## START
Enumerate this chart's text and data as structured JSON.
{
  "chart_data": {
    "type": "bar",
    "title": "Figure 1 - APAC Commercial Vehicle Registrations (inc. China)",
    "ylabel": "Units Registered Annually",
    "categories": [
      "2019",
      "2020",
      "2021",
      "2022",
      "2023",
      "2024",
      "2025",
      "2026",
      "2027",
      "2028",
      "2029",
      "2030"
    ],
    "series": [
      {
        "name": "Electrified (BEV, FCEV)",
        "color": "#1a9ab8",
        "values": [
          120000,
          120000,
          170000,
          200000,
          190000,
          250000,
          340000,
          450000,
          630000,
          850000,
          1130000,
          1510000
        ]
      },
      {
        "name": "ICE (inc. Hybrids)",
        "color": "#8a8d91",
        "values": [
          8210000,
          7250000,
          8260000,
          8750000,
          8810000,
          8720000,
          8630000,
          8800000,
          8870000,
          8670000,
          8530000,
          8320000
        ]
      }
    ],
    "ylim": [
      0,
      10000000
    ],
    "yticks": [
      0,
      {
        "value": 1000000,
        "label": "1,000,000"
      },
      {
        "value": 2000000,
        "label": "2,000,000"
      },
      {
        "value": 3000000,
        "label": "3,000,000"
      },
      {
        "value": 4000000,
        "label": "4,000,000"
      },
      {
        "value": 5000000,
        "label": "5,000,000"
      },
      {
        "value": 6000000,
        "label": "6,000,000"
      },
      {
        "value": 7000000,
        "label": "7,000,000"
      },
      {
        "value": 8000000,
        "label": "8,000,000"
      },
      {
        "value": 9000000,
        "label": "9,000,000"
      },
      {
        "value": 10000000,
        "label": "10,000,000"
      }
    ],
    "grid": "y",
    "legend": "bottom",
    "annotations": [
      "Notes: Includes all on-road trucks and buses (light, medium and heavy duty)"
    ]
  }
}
## END
◆ Stated problem
Make an exact copy of every line in the data.

◆ Answer
Enumerate this chart's text and data as structured JSON.
{
  "chart_data": {
    "type": "bar",
    "title": "Figure 1 - APAC Commercial Vehicle Registrations (inc. China)",
    "ylabel": "Units Registered Annually",
    "categories": [
      "2019",
      "2020",
      "2021",
      "2022",
      "2023",
      "2024",
      "2025",
      "2026",
      "2027",
      "2028",
      "2029",
      "2030"
    ],
    "series": [
      {
        "name": "Electrified (BEV, FCEV)",
        "color": "#1a9ab8",
        "values": [
          120000,
          120000,
          170000,
          200000,
          190000,
          250000,
          340000,
          450000,
          630000,
          850000,
          1130000,
          1510000
        ]
      },
      {
        "name": "ICE (inc. Hybrids)",
        "color": "#8a8d91",
        "values": [
          8210000,
          7250000,
          8260000,
          8750000,
          8810000,
          8720000,
          8630000,
          8800000,
          8870000,
          8670000,
          8530000,
          8320000
        ]
      }
    ],
    "ylim": [
      0,
      10000000
    ],
    "yticks": [
      0,
      {
        "value": 1000000,
        "label": "1,000,000"
      },
      {
        "value": 2000000,
        "label": "2,000,000"
      },
      {
        "value": 3000000,
        "label": "3,000,000"
      },
      {
        "value": 4000000,
        "label": "4,000,000"
      },
      {
        "value": 5000000,
        "label": "5,000,000"
      },
      {
        "value": 6000000,
        "label": "6,000,000"
      },
      {
        "value": 7000000,
        "label": "7,000,000"
      },
      {
        "value": 8000000,
        "label": "8,000,000"
      },
      {
        "value": 9000000,
        "label": "9,000,000"
      },
      {
        "value": 10000000,
        "label": "10,000,000"
      }
    ],
    "grid": "y",
    "legend": "bottom",
    "annotations": [
      "Notes: Includes all on-road trucks and buses (light, medium and heavy duty)"
    ]
  }
}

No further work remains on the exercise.